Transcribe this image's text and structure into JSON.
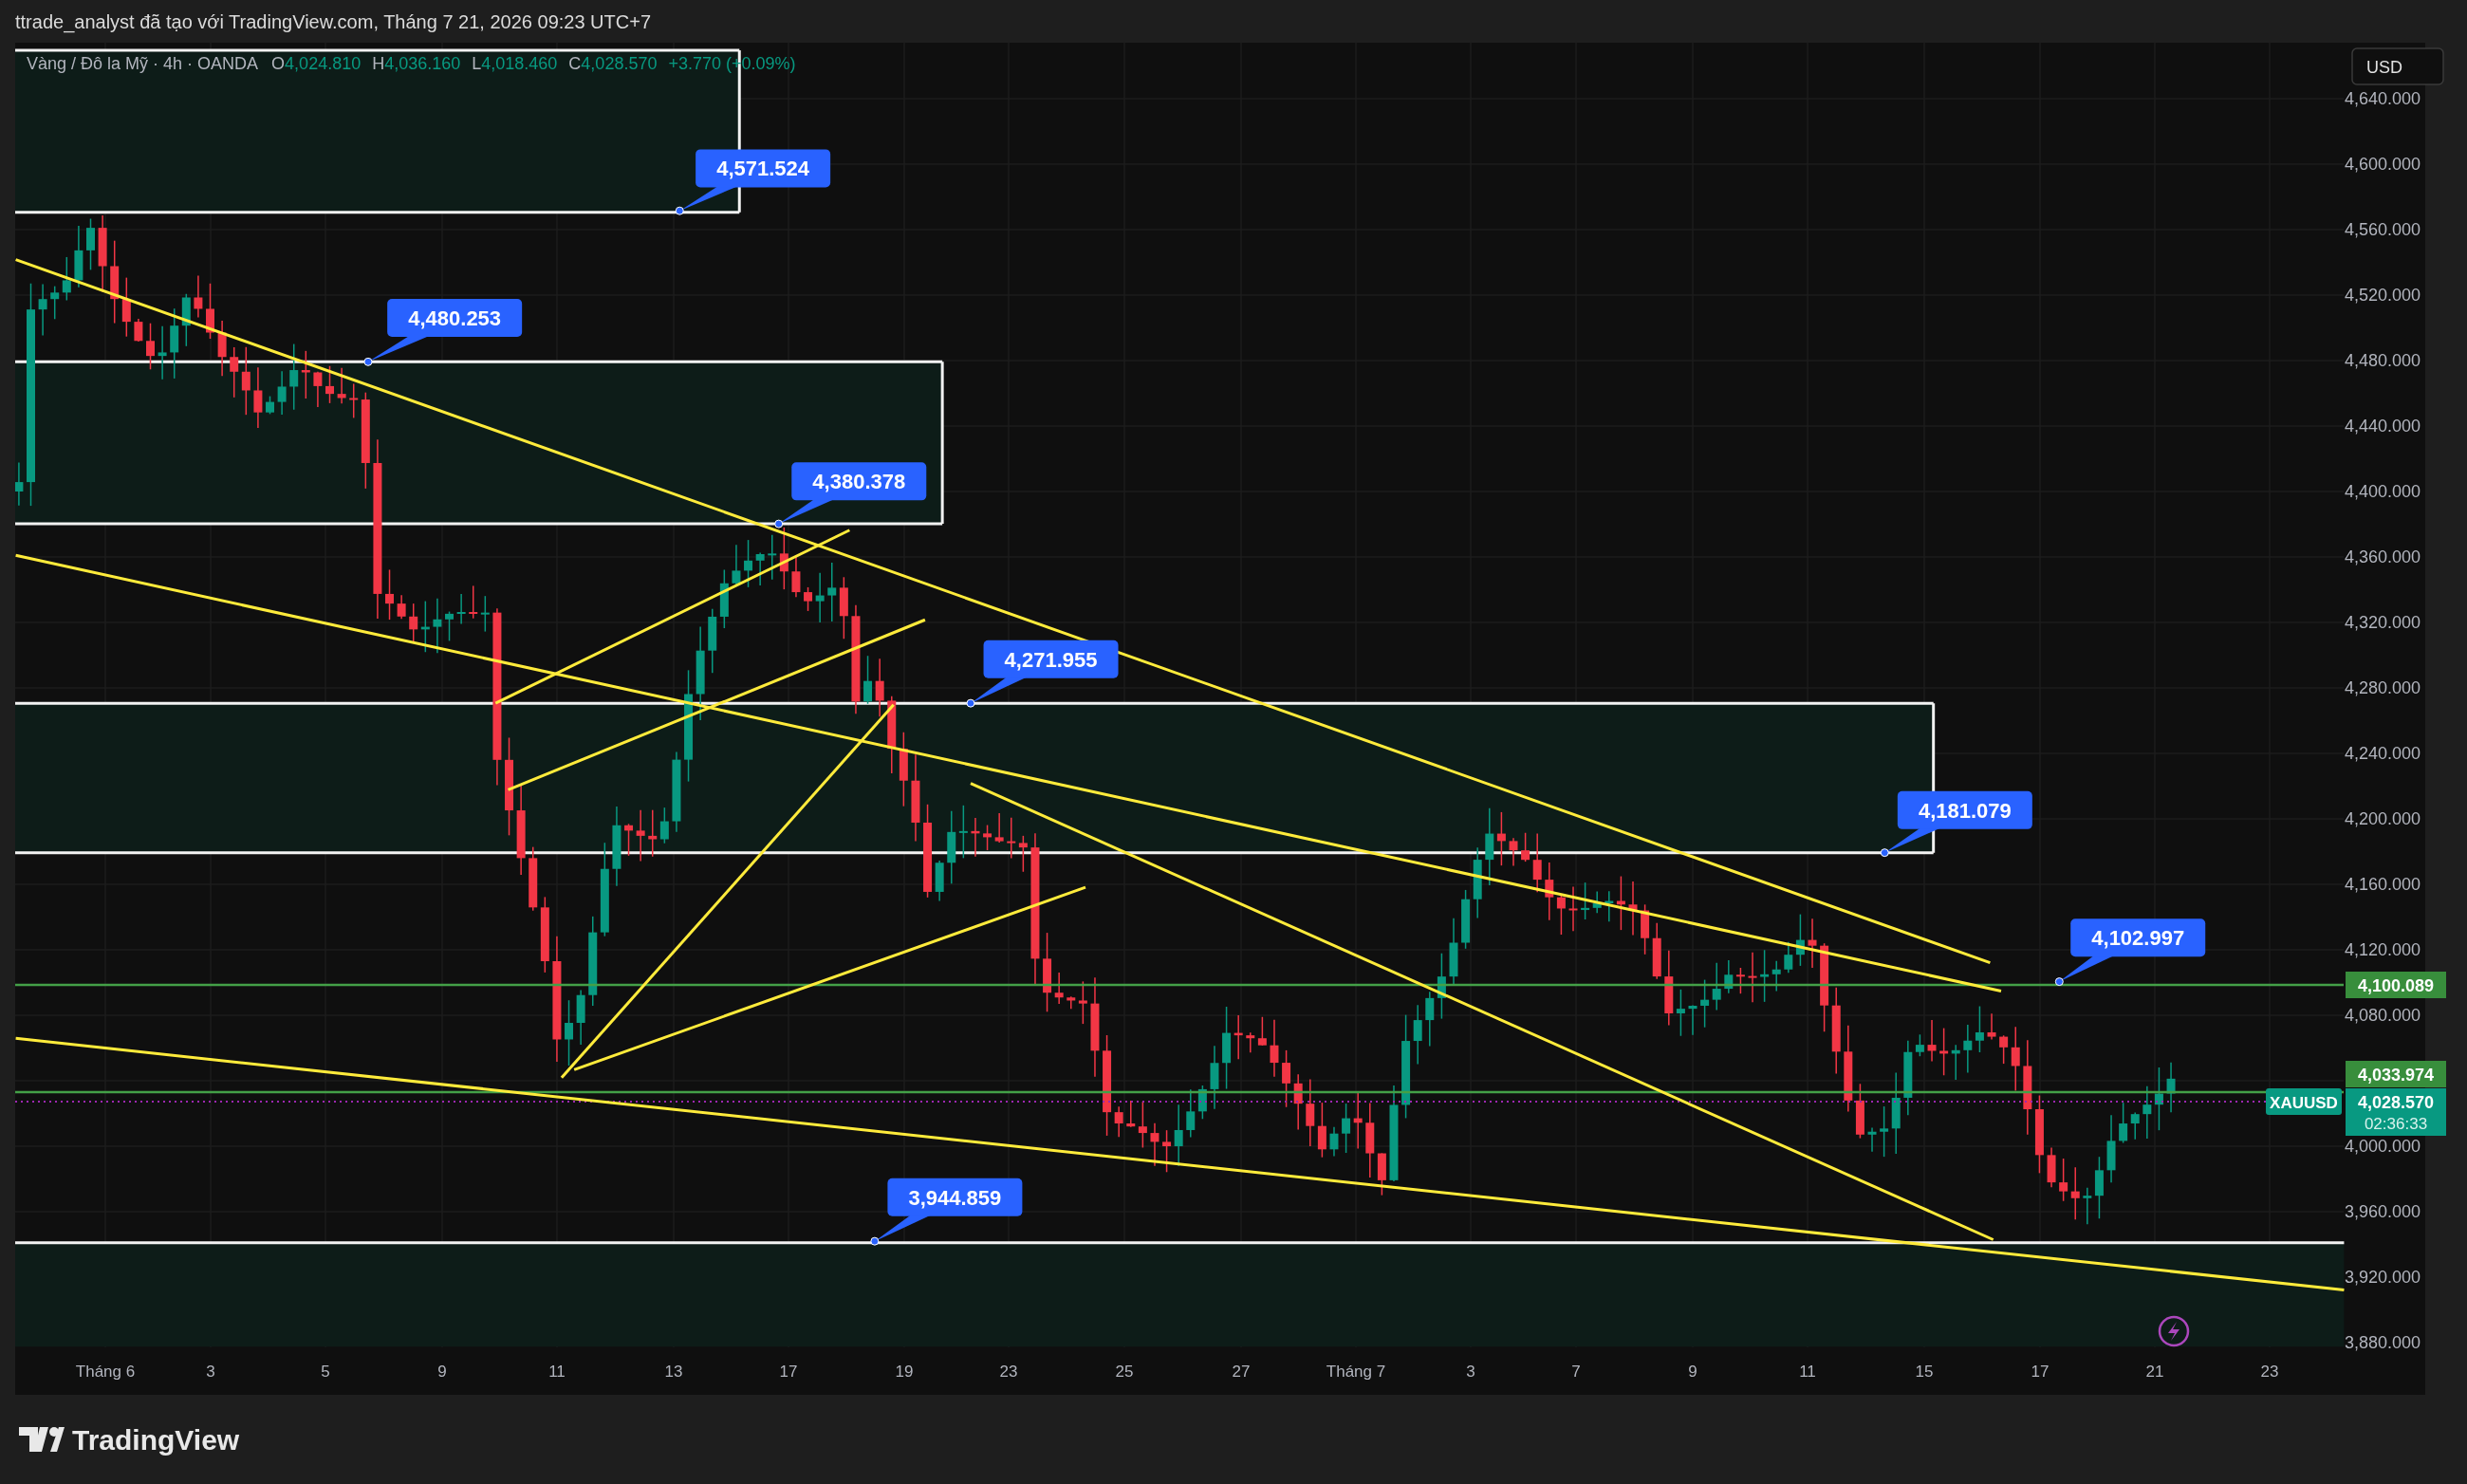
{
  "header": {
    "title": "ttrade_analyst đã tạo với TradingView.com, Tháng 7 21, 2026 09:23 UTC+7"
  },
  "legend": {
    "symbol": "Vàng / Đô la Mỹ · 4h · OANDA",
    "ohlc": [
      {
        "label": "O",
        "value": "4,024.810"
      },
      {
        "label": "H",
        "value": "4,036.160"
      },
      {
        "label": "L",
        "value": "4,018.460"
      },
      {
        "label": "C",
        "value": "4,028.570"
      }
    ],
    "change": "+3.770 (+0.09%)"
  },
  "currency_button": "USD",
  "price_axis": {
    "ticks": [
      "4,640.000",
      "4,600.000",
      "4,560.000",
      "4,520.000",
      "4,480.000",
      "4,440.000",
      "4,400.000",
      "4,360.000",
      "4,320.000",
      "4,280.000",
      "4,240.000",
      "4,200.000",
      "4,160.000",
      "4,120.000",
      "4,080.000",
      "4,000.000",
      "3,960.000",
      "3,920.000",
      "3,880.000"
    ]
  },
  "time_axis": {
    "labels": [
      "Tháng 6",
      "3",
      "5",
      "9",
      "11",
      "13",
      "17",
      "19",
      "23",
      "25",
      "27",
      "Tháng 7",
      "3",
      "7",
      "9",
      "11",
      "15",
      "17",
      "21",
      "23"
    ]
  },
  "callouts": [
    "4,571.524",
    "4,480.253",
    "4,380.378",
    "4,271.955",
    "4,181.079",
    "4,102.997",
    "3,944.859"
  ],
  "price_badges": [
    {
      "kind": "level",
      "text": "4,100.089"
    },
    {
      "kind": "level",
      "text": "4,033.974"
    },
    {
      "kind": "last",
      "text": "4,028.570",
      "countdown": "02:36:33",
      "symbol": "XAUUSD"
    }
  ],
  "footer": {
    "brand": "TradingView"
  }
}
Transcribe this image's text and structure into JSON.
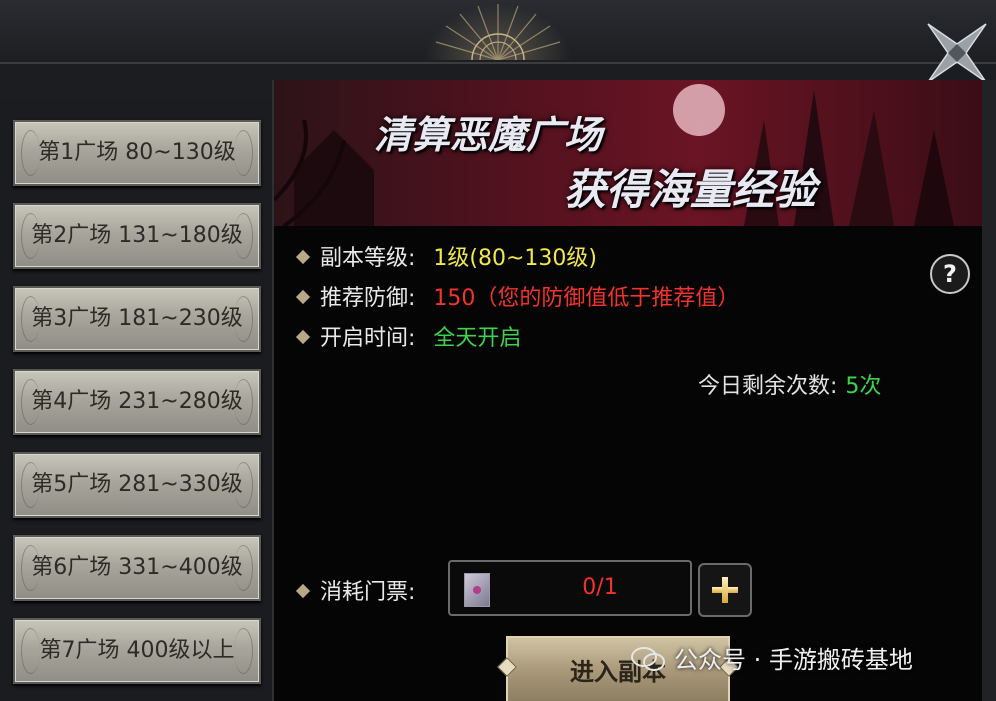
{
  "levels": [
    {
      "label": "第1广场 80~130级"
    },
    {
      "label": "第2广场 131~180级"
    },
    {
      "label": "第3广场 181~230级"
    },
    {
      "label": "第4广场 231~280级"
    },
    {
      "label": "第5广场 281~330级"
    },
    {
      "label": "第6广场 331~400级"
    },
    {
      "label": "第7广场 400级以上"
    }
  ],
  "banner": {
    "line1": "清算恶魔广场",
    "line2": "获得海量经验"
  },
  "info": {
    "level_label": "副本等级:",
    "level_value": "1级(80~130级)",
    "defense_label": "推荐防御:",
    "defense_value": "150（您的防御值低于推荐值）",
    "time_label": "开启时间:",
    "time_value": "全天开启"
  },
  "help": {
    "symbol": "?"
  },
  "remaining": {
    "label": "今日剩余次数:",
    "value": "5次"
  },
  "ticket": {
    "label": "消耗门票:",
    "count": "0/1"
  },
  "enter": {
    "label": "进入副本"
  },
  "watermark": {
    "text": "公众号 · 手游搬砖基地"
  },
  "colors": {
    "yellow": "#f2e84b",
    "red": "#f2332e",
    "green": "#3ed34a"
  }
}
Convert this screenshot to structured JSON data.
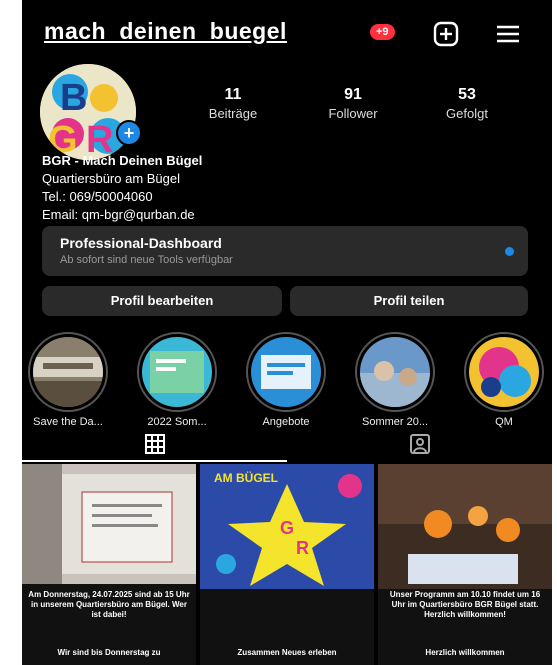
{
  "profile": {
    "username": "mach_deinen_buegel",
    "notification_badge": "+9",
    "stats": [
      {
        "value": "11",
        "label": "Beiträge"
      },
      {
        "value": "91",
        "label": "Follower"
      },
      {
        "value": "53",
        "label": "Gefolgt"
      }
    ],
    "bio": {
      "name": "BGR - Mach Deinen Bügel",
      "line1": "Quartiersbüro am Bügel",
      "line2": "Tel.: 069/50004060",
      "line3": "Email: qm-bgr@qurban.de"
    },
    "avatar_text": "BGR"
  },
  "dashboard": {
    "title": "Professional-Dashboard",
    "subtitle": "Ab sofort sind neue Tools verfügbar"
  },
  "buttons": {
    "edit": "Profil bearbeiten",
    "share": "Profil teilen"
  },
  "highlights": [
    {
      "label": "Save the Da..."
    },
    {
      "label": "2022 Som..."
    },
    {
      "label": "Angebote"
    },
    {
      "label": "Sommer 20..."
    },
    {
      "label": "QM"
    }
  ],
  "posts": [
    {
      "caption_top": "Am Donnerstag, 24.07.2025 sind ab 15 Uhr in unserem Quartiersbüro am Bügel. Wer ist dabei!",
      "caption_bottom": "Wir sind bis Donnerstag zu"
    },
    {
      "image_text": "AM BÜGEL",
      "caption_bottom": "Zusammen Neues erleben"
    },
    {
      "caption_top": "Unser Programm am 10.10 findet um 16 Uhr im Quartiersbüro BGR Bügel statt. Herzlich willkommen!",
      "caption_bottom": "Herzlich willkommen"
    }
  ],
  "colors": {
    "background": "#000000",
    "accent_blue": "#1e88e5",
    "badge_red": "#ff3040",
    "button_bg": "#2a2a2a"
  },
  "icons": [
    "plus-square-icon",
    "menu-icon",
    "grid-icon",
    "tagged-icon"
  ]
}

:::::

## Work to complete
Choose all lines containing the string "Tháng" and copy them out.

## Answer
    "title": "ttrade_analyst đã tạo với TradingView.com, Tháng 7 21, 2026 09:23 UTC+7"
      "Tháng 6",
      "Tháng 7",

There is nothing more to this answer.